__Some records__.
((
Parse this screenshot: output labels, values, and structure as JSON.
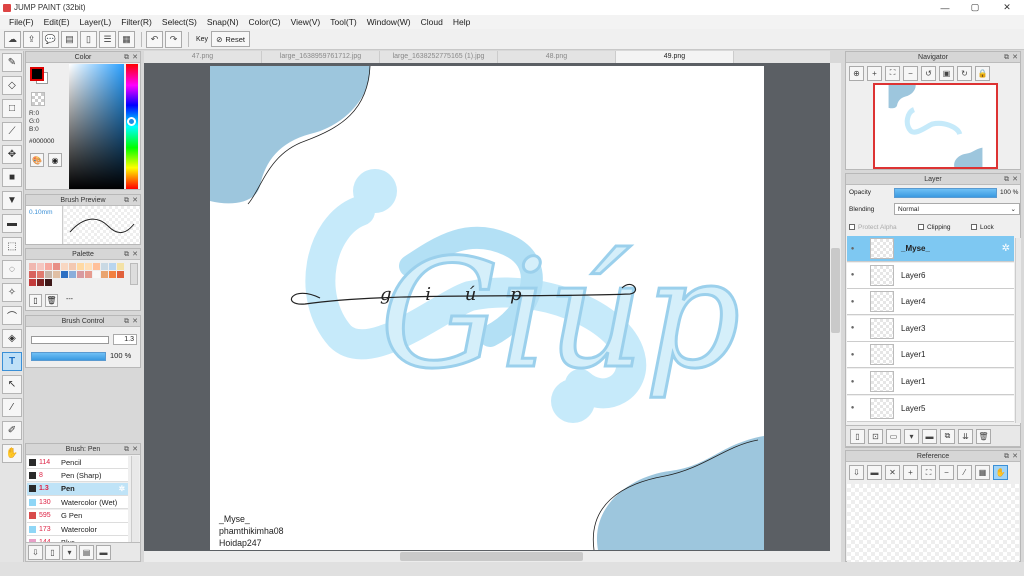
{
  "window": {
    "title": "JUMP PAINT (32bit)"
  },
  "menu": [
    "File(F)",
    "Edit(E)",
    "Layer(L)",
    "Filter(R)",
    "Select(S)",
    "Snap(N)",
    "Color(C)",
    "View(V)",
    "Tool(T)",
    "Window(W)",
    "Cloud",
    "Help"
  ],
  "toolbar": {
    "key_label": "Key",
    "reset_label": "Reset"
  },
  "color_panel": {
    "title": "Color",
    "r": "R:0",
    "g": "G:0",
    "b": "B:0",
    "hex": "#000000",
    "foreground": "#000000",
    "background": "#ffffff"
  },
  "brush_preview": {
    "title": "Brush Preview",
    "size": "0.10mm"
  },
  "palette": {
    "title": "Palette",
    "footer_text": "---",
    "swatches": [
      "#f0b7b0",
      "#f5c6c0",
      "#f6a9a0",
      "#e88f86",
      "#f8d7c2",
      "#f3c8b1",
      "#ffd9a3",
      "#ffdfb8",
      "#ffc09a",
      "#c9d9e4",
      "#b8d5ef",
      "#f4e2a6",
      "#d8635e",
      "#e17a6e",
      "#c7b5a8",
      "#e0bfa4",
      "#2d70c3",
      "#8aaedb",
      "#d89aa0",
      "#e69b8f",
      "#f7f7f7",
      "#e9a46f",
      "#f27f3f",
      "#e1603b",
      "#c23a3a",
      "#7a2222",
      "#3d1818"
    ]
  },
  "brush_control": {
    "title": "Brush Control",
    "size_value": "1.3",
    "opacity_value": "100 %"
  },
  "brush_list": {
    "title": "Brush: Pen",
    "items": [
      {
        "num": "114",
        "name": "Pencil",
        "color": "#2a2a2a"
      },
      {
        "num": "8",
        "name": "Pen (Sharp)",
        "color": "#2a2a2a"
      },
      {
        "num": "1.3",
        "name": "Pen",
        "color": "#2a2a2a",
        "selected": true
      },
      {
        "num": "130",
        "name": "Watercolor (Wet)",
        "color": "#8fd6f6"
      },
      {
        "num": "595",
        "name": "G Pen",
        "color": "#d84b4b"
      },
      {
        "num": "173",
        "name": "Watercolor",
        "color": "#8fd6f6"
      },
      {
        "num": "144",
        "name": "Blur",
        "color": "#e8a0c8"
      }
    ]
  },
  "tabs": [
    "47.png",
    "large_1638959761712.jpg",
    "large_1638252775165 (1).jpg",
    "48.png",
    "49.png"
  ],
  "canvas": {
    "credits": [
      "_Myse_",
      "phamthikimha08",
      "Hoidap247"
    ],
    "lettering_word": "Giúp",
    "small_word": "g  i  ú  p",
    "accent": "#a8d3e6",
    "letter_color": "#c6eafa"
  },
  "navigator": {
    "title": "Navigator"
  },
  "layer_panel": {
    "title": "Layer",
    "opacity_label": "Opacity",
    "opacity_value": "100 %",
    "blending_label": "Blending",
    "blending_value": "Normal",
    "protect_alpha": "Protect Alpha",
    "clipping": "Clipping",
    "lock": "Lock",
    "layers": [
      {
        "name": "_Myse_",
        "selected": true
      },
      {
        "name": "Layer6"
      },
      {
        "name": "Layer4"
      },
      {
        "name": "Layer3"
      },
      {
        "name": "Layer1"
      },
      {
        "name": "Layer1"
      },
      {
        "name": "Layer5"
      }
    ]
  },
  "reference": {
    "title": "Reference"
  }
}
))
__REQUIRED WORK__.
Transcribe the records above exactly, leaving out every picture.

__TASK RESULT__.
Parse this screenshot: output labels, values, and structure as JSON.
{
  "window": {
    "title": "JUMP PAINT (32bit)"
  },
  "menu": [
    "File(F)",
    "Edit(E)",
    "Layer(L)",
    "Filter(R)",
    "Select(S)",
    "Snap(N)",
    "Color(C)",
    "View(V)",
    "Tool(T)",
    "Window(W)",
    "Cloud",
    "Help"
  ],
  "toolbar": {
    "key_label": "Key",
    "reset_label": "Reset"
  },
  "color_panel": {
    "title": "Color",
    "r": "R:0",
    "g": "G:0",
    "b": "B:0",
    "hex": "#000000",
    "foreground": "#000000",
    "background": "#ffffff"
  },
  "brush_preview": {
    "title": "Brush Preview",
    "size": "0.10mm"
  },
  "palette": {
    "title": "Palette",
    "footer_text": "---",
    "swatches": [
      "#f0b7b0",
      "#f5c6c0",
      "#f6a9a0",
      "#e88f86",
      "#f8d7c2",
      "#f3c8b1",
      "#ffd9a3",
      "#ffdfb8",
      "#ffc09a",
      "#c9d9e4",
      "#b8d5ef",
      "#f4e2a6",
      "#d8635e",
      "#e17a6e",
      "#c7b5a8",
      "#e0bfa4",
      "#2d70c3",
      "#8aaedb",
      "#d89aa0",
      "#e69b8f",
      "#f7f7f7",
      "#e9a46f",
      "#f27f3f",
      "#e1603b",
      "#c23a3a",
      "#7a2222",
      "#3d1818"
    ]
  },
  "brush_control": {
    "title": "Brush Control",
    "size_value": "1.3",
    "opacity_value": "100 %"
  },
  "brush_list": {
    "title": "Brush: Pen",
    "items": [
      {
        "num": "114",
        "name": "Pencil",
        "color": "#2a2a2a"
      },
      {
        "num": "8",
        "name": "Pen (Sharp)",
        "color": "#2a2a2a"
      },
      {
        "num": "1.3",
        "name": "Pen",
        "color": "#2a2a2a",
        "selected": true
      },
      {
        "num": "130",
        "name": "Watercolor (Wet)",
        "color": "#8fd6f6"
      },
      {
        "num": "595",
        "name": "G Pen",
        "color": "#d84b4b"
      },
      {
        "num": "173",
        "name": "Watercolor",
        "color": "#8fd6f6"
      },
      {
        "num": "144",
        "name": "Blur",
        "color": "#e8a0c8"
      }
    ]
  },
  "tabs": [
    "47.png",
    "large_1638959761712.jpg",
    "large_1638252775165 (1).jpg",
    "48.png",
    "49.png"
  ],
  "canvas": {
    "credits": [
      "_Myse_",
      "phamthikimha08",
      "Hoidap247"
    ],
    "lettering_word": "Giúp",
    "small_word": "g  i  ú  p",
    "accent": "#a8d3e6",
    "letter_color": "#c6eafa"
  },
  "navigator": {
    "title": "Navigator"
  },
  "layer_panel": {
    "title": "Layer",
    "opacity_label": "Opacity",
    "opacity_value": "100 %",
    "blending_label": "Blending",
    "blending_value": "Normal",
    "protect_alpha": "Protect Alpha",
    "clipping": "Clipping",
    "lock": "Lock",
    "layers": [
      {
        "name": "_Myse_",
        "selected": true
      },
      {
        "name": "Layer6"
      },
      {
        "name": "Layer4"
      },
      {
        "name": "Layer3"
      },
      {
        "name": "Layer1"
      },
      {
        "name": "Layer1"
      },
      {
        "name": "Layer5"
      }
    ]
  },
  "reference": {
    "title": "Reference"
  }
}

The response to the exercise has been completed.